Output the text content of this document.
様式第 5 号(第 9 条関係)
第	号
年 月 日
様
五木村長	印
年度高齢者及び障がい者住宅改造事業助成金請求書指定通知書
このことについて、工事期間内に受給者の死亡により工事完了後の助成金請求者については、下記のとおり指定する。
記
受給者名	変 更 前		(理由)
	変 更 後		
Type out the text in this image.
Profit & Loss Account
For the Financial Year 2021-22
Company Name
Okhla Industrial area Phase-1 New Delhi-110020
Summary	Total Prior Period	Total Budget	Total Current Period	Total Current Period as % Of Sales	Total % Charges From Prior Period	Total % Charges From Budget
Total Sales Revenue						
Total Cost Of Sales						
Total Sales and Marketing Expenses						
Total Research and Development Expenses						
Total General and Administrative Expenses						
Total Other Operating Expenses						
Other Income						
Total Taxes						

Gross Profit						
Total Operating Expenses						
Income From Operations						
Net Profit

..............................

◆ EXERCISE AIM: Using the listing above, reproduce each line without omission.

◆ FULL ANSWER:
Output the text content of this document.
様式第 5 号(第 9 条関係)
第	号
年 月 日
様
五木村長	印
年度高齢者及び障がい者住宅改造事業助成金請求書指定通知書
このことについて、工事期間内に受給者の死亡により工事完了後の助成金請求者については、下記のとおり指定する。
記
受給者名	変 更 前		(理由)
	変 更 後		
Type out the text in this image.
Profit & Loss Account
For the Financial Year 2021-22
Company Name
Okhla Industrial area Phase-1 New Delhi-110020
Summary	Total Prior Period	Total Budget	Total Current Period	Total Current Period as % Of Sales	Total % Charges From Prior Period	Total % Charges From Budget
Total Sales Revenue						
Total Cost Of Sales						
Total Sales and Marketing Expenses						
Total Research and Development Expenses						
Total General and Administrative Expenses						
Total Other Operating Expenses						
Other Income						
Total Taxes						

Gross Profit						
Total Operating Expenses						
Income From Operations						
Net Profit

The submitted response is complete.